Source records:
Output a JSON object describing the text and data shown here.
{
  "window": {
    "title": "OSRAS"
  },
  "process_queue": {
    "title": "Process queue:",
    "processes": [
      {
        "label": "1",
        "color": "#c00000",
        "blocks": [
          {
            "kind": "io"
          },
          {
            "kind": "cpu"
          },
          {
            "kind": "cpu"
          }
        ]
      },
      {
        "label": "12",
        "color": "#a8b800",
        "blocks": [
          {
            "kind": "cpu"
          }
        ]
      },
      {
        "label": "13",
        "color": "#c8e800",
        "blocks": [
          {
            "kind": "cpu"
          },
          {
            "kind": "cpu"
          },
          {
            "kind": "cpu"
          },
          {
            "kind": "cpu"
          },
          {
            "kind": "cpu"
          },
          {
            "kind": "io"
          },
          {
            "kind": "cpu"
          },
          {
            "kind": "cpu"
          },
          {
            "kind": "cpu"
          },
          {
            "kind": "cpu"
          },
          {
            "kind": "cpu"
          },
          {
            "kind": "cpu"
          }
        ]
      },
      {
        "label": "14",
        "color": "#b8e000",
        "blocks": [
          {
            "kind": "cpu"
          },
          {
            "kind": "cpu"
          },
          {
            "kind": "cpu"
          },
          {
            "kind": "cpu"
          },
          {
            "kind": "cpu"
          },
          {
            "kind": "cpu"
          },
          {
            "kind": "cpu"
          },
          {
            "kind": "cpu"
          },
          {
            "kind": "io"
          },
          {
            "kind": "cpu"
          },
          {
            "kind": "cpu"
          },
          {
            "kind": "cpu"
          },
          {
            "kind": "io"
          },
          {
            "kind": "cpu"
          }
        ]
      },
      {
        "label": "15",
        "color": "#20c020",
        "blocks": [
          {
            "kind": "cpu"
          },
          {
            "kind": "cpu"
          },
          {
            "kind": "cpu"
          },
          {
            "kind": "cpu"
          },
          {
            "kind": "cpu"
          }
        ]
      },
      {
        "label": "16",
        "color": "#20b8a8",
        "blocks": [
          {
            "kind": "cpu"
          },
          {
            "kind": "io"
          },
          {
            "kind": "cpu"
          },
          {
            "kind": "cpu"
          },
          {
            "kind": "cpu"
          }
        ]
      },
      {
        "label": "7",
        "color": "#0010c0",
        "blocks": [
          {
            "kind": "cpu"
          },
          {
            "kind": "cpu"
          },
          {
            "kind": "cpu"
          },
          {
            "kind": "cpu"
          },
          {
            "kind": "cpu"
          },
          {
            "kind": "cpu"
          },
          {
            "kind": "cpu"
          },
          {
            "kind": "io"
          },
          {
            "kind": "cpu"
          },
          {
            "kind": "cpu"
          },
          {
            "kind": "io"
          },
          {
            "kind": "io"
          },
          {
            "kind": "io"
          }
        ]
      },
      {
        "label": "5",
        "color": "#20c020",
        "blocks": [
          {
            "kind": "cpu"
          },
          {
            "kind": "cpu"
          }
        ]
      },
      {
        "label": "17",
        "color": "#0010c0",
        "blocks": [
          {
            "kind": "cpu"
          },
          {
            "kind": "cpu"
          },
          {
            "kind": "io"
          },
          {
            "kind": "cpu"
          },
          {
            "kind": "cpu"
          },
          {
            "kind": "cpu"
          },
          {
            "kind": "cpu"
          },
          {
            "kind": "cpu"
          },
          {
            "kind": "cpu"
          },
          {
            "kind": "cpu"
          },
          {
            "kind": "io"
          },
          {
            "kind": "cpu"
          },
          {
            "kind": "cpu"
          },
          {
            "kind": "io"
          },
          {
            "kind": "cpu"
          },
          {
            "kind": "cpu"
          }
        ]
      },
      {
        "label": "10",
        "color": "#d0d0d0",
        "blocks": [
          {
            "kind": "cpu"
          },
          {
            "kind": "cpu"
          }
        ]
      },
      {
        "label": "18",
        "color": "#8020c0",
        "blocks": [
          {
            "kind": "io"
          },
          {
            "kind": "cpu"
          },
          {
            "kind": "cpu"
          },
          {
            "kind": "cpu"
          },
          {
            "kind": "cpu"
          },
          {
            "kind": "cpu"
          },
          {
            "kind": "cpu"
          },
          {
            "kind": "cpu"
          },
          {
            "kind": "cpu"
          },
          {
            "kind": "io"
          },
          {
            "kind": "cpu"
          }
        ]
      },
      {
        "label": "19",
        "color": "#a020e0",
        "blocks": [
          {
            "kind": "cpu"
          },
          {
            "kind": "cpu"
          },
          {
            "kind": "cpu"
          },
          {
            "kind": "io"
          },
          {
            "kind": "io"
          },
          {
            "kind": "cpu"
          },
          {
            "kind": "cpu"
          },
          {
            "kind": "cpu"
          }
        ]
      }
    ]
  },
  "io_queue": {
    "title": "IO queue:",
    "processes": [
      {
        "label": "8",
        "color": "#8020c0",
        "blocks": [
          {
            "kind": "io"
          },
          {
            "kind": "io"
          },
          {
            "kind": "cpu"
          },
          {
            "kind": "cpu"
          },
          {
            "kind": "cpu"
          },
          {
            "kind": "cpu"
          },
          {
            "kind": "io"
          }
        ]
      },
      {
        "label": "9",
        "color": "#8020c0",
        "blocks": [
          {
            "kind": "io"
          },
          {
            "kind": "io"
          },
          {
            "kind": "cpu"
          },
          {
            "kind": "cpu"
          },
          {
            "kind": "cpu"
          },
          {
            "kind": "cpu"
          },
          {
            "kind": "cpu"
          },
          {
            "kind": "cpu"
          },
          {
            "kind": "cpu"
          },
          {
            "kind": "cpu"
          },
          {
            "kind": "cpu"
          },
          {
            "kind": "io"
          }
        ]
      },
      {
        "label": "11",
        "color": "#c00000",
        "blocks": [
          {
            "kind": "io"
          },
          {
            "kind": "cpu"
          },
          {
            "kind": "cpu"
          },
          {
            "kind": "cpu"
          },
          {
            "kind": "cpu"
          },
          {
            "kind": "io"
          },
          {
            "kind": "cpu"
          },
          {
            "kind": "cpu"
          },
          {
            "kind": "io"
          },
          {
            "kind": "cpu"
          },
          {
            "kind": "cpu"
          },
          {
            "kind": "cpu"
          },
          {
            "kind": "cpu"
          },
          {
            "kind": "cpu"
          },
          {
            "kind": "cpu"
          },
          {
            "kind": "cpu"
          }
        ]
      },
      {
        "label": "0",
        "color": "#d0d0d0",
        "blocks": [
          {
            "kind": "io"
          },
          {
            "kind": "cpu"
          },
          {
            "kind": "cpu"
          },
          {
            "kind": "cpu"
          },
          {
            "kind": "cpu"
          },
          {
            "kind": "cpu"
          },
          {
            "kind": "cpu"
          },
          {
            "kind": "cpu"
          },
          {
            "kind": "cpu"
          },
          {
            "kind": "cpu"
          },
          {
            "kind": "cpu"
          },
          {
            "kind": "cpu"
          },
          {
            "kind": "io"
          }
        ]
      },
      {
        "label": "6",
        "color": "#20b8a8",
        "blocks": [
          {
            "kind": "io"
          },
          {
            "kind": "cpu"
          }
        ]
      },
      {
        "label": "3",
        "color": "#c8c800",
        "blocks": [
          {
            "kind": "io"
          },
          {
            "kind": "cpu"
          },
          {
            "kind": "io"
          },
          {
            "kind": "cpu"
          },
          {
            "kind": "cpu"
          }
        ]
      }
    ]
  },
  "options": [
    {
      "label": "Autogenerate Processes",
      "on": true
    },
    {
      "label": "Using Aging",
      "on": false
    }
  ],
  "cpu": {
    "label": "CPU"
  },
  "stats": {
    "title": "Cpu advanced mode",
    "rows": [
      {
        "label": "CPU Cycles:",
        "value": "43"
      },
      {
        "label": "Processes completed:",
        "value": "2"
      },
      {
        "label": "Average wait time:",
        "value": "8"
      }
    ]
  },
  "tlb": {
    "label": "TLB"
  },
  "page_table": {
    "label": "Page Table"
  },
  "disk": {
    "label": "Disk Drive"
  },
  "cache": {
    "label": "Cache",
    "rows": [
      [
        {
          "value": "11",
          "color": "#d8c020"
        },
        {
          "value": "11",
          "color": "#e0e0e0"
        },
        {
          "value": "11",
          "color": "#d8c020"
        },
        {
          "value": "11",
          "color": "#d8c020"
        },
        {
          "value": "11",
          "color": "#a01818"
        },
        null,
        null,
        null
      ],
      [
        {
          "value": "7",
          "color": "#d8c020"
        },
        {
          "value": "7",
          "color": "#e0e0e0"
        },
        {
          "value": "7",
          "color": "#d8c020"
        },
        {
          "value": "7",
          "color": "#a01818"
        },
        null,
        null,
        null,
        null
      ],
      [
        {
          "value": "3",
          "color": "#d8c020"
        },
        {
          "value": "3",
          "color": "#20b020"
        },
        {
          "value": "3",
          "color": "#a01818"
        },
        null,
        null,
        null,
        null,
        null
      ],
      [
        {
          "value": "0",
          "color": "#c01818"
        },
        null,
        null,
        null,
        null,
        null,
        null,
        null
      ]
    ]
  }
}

Problem description: Collect the lines of the data that carry the word "title".

Full answer:
    "title": "OSRAS"
    "title": "Process queue:",
    "title": "IO queue:",
    "title": "Cpu advanced mode",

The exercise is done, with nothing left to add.